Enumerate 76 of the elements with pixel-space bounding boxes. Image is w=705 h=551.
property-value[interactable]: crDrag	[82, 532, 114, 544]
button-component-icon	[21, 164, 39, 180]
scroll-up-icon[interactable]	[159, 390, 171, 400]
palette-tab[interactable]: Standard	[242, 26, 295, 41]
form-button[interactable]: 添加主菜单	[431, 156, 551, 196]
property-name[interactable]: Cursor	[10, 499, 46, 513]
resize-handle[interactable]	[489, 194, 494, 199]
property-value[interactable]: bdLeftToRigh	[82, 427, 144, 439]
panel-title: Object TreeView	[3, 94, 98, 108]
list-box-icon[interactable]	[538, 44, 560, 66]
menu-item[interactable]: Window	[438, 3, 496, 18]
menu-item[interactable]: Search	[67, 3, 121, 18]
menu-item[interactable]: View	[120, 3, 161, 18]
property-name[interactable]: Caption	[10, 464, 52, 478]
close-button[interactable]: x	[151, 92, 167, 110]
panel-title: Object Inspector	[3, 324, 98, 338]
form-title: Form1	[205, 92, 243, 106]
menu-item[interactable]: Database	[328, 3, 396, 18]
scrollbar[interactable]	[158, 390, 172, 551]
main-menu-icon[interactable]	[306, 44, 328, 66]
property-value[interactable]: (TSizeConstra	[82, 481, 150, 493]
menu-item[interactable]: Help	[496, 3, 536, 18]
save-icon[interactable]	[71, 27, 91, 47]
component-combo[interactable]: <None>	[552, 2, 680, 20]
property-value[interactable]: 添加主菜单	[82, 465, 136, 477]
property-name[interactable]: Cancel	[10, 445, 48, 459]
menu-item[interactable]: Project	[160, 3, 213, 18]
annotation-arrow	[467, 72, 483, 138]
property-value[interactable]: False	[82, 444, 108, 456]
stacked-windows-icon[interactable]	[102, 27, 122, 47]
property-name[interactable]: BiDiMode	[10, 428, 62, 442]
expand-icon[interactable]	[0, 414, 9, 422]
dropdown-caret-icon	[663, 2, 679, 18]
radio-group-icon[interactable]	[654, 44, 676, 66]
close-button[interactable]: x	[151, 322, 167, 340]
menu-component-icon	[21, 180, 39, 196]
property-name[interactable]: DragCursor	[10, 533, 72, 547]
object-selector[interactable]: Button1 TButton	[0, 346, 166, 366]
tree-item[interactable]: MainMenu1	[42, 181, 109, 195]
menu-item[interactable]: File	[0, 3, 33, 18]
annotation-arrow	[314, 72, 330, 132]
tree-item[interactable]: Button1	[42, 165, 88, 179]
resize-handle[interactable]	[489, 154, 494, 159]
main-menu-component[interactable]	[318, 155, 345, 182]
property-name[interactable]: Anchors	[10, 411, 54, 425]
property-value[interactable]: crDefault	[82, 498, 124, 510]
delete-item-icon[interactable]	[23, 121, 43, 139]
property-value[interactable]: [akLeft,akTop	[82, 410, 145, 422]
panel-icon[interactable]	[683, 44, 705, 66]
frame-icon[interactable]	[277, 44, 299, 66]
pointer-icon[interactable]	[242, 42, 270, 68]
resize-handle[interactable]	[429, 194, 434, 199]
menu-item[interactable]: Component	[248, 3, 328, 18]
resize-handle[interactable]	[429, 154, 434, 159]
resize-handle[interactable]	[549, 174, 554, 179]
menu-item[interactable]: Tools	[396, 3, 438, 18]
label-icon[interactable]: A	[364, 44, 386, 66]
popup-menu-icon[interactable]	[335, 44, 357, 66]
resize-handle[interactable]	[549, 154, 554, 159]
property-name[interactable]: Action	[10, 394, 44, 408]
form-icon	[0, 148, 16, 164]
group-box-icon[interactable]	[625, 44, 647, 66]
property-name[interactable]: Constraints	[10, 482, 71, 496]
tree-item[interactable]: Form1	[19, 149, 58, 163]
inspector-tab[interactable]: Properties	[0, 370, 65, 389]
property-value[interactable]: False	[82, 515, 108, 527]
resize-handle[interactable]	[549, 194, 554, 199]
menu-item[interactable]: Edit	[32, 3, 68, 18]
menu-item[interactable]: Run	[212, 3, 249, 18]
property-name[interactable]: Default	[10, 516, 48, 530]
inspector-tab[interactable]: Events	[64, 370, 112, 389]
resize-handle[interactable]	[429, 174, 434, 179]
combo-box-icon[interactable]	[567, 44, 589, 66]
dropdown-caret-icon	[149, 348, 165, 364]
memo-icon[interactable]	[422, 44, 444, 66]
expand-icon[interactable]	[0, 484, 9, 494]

*-*-*

▶ [AIM OF THE EXERCISE]
Copy every line of the records above without changing a single character.

▶ [RESULT FOR THIS EXERCISE]
Enumerate 76 of the elements with pixel-space bounding boxes. Image is w=705 h=551.
property-value[interactable]: crDrag	[82, 532, 114, 544]
button-component-icon	[21, 164, 39, 180]
scroll-up-icon[interactable]	[159, 390, 171, 400]
palette-tab[interactable]: Standard	[242, 26, 295, 41]
form-button[interactable]: 添加主菜单	[431, 156, 551, 196]
property-name[interactable]: Cursor	[10, 499, 46, 513]
resize-handle[interactable]	[489, 194, 494, 199]
property-value[interactable]: bdLeftToRigh	[82, 427, 144, 439]
panel-title: Object TreeView	[3, 94, 98, 108]
list-box-icon[interactable]	[538, 44, 560, 66]
menu-item[interactable]: Window	[438, 3, 496, 18]
menu-item[interactable]: Search	[67, 3, 121, 18]
menu-item[interactable]: View	[120, 3, 161, 18]
property-name[interactable]: Caption	[10, 464, 52, 478]
close-button[interactable]: x	[151, 92, 167, 110]
panel-title: Object Inspector	[3, 324, 98, 338]
form-title: Form1	[205, 92, 243, 106]
menu-item[interactable]: Database	[328, 3, 396, 18]
scrollbar[interactable]	[158, 390, 172, 551]
main-menu-icon[interactable]	[306, 44, 328, 66]
property-value[interactable]: (TSizeConstra	[82, 481, 150, 493]
menu-item[interactable]: Help	[496, 3, 536, 18]
save-icon[interactable]	[71, 27, 91, 47]
component-combo[interactable]: <None>	[552, 2, 680, 20]
property-value[interactable]: 添加主菜单	[82, 465, 136, 477]
property-name[interactable]: Cancel	[10, 445, 48, 459]
menu-item[interactable]: Project	[160, 3, 213, 18]
annotation-arrow	[467, 72, 483, 138]
property-value[interactable]: False	[82, 444, 108, 456]
stacked-windows-icon[interactable]	[102, 27, 122, 47]
property-name[interactable]: BiDiMode	[10, 428, 62, 442]
expand-icon[interactable]	[0, 414, 9, 422]
dropdown-caret-icon	[663, 2, 679, 18]
radio-group-icon[interactable]	[654, 44, 676, 66]
close-button[interactable]: x	[151, 322, 167, 340]
menu-component-icon	[21, 180, 39, 196]
property-name[interactable]: DragCursor	[10, 533, 72, 547]
object-selector[interactable]: Button1 TButton	[0, 346, 166, 366]
tree-item[interactable]: MainMenu1	[42, 181, 109, 195]
menu-item[interactable]: File	[0, 3, 33, 18]
annotation-arrow	[314, 72, 330, 132]
tree-item[interactable]: Button1	[42, 165, 88, 179]
resize-handle[interactable]	[489, 154, 494, 159]
main-menu-component[interactable]	[318, 155, 345, 182]
property-name[interactable]: Anchors	[10, 411, 54, 425]
property-value[interactable]: crDefault	[82, 498, 124, 510]
delete-item-icon[interactable]	[23, 121, 43, 139]
property-value[interactable]: [akLeft,akTop	[82, 410, 145, 422]
panel-icon[interactable]	[683, 44, 705, 66]
frame-icon[interactable]	[277, 44, 299, 66]
pointer-icon[interactable]	[242, 42, 270, 68]
resize-handle[interactable]	[429, 194, 434, 199]
menu-item[interactable]: Component	[248, 3, 328, 18]
resize-handle[interactable]	[429, 154, 434, 159]
resize-handle[interactable]	[549, 174, 554, 179]
menu-item[interactable]: Tools	[396, 3, 438, 18]
label-icon[interactable]: A	[364, 44, 386, 66]
popup-menu-icon[interactable]	[335, 44, 357, 66]
resize-handle[interactable]	[549, 154, 554, 159]
property-name[interactable]: Action	[10, 394, 44, 408]
form-icon	[0, 148, 16, 164]
group-box-icon[interactable]	[625, 44, 647, 66]
property-name[interactable]: Constraints	[10, 482, 71, 496]
tree-item[interactable]: Form1	[19, 149, 58, 163]
inspector-tab[interactable]: Properties	[0, 370, 65, 389]
property-value[interactable]: False	[82, 515, 108, 527]
resize-handle[interactable]	[549, 194, 554, 199]
menu-item[interactable]: Edit	[32, 3, 68, 18]
menu-item[interactable]: Run	[212, 3, 249, 18]
property-name[interactable]: Default	[10, 516, 48, 530]
inspector-tab[interactable]: Events	[64, 370, 112, 389]
resize-handle[interactable]	[429, 174, 434, 179]
combo-box-icon[interactable]	[567, 44, 589, 66]
dropdown-caret-icon	[149, 348, 165, 364]
memo-icon[interactable]	[422, 44, 444, 66]
expand-icon[interactable]	[0, 484, 9, 494]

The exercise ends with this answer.